* _Your objective_
Search the material below for the word "работу" and copy every line in which it occurs.

(Data listing)
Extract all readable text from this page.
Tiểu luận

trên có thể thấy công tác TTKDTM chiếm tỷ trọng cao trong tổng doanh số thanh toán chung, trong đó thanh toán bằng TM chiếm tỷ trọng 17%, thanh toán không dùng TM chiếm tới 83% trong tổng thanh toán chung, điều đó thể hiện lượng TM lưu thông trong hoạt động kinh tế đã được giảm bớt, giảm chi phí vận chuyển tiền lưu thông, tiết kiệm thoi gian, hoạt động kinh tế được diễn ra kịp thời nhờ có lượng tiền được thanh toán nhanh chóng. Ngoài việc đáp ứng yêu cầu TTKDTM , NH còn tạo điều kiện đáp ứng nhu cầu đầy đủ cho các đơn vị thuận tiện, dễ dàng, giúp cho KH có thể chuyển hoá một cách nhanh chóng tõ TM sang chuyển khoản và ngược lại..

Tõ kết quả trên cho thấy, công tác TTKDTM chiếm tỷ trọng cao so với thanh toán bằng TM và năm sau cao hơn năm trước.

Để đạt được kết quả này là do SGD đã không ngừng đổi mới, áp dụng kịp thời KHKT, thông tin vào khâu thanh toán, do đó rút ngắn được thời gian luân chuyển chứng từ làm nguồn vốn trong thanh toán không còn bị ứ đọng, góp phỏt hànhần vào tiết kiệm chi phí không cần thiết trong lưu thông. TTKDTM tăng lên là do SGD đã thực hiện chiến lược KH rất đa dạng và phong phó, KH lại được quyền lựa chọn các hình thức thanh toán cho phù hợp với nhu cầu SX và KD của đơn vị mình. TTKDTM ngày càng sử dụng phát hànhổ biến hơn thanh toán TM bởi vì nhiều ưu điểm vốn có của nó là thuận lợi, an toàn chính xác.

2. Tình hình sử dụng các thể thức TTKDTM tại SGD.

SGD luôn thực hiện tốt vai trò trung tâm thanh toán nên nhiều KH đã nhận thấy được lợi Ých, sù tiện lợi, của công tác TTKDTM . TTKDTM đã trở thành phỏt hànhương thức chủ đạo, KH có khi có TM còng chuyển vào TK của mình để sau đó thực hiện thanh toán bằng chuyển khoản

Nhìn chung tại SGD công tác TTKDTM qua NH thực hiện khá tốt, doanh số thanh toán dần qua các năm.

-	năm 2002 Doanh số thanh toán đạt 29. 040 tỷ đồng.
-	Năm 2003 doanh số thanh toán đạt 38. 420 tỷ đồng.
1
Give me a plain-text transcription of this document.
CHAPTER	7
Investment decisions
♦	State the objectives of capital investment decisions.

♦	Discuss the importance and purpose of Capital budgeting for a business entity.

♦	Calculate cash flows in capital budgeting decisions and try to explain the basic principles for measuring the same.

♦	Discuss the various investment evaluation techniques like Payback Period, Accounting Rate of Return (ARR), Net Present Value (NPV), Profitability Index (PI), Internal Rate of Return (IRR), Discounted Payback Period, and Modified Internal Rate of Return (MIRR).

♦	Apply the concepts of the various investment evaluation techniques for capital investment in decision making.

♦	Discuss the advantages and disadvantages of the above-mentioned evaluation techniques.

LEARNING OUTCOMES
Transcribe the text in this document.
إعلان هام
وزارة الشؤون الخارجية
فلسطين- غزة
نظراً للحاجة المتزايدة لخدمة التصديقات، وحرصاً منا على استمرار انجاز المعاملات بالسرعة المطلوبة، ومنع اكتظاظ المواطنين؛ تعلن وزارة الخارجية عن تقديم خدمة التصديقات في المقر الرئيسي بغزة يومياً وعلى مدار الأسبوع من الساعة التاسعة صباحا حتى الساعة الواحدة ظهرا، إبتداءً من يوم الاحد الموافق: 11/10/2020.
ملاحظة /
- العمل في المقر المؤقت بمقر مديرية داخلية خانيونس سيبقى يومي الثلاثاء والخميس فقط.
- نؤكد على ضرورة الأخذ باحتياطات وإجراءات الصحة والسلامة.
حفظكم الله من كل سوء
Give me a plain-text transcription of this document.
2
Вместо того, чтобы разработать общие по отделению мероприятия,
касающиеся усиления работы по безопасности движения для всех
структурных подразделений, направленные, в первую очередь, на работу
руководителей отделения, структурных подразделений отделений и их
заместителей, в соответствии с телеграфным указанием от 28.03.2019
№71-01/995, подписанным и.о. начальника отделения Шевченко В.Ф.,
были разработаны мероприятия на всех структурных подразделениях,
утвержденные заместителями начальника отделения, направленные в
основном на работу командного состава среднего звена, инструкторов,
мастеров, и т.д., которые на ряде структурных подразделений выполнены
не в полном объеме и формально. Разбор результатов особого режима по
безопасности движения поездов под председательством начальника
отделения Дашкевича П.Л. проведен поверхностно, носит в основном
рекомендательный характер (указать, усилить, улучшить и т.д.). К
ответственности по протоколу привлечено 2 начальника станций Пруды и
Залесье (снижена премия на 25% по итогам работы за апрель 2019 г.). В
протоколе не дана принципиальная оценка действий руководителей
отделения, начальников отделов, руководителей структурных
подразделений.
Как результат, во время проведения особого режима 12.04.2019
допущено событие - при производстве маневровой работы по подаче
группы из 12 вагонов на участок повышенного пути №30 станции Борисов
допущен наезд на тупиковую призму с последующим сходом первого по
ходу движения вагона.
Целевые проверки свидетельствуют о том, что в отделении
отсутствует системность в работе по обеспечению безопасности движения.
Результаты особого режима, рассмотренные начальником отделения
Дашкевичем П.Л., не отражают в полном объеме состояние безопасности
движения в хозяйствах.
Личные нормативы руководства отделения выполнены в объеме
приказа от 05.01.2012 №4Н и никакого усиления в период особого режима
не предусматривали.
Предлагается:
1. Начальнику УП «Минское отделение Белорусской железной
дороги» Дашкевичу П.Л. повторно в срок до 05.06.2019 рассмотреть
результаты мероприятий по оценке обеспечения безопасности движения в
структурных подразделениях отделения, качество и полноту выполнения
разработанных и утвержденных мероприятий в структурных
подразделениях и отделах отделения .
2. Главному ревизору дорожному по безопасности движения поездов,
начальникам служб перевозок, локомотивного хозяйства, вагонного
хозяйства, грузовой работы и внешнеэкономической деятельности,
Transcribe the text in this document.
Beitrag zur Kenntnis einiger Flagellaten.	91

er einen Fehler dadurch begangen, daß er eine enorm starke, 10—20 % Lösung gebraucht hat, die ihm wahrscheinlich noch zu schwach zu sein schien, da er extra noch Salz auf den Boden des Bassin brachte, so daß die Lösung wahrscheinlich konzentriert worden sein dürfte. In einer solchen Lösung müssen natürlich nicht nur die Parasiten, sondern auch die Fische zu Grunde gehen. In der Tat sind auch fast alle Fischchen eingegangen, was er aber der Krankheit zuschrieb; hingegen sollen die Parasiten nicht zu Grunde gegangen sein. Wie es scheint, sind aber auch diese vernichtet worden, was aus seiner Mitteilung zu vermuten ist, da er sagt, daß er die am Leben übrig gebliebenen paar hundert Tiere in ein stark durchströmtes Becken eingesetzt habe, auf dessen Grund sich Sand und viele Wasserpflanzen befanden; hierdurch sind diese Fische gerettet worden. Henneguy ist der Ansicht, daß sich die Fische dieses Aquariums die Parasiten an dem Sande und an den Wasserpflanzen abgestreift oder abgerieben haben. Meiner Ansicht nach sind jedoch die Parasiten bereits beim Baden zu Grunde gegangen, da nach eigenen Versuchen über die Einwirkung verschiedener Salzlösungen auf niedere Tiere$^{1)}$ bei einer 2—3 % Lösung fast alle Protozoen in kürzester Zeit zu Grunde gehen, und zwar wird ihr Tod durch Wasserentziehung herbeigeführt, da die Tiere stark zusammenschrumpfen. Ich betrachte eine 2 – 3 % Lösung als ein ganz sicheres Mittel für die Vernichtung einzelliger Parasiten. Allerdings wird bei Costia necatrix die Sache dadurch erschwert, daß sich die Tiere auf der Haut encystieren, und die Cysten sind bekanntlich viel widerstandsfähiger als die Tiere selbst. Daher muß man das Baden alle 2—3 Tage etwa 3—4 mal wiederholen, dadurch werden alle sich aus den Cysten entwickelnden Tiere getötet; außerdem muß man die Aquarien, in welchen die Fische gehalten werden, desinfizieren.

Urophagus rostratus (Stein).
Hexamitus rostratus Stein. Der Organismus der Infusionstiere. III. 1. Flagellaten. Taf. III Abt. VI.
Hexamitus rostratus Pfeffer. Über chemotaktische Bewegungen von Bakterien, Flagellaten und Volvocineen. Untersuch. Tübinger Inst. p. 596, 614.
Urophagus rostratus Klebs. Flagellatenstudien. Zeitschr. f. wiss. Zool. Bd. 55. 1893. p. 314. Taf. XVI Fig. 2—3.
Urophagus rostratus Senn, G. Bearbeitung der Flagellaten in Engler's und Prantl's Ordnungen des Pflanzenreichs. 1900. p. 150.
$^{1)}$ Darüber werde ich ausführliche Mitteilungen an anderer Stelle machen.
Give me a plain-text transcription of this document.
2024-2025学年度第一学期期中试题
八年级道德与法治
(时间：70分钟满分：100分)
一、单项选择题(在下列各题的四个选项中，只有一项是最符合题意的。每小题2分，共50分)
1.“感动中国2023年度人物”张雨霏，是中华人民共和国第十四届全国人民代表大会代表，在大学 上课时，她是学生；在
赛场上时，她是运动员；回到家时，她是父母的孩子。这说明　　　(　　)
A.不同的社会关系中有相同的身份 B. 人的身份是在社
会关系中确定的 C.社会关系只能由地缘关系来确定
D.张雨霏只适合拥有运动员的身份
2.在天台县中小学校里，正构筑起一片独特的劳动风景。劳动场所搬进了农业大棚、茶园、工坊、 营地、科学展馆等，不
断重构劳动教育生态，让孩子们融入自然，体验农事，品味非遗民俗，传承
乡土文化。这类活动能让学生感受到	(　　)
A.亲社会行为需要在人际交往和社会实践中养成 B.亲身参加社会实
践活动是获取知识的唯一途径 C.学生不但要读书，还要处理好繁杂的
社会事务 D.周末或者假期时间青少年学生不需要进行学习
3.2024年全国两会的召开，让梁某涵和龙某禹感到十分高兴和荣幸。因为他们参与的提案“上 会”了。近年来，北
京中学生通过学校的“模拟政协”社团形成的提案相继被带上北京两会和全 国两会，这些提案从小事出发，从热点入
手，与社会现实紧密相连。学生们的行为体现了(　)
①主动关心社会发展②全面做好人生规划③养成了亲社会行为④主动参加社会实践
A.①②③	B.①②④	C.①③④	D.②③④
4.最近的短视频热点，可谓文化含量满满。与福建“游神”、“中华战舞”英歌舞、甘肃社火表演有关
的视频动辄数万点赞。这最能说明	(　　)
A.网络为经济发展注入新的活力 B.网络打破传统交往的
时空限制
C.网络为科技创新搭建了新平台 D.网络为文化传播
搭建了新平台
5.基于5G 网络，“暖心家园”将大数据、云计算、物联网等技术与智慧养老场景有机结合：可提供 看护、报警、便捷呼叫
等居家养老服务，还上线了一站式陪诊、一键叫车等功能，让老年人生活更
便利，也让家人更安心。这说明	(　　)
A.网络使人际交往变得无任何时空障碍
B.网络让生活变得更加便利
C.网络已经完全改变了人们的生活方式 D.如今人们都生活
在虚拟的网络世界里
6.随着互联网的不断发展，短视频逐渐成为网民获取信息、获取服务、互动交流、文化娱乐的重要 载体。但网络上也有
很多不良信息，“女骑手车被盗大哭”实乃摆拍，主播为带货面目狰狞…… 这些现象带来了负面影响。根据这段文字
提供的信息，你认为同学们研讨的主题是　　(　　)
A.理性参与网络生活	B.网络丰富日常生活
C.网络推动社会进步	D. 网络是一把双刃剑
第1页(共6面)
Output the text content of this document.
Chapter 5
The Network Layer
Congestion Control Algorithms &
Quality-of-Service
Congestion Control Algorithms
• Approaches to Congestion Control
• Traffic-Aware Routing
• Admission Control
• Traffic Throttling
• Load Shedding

* _Written response_
структурных подразделений, направленные, в первую очередь, на работу
основном на работу командного состава среднего звена, инструкторов,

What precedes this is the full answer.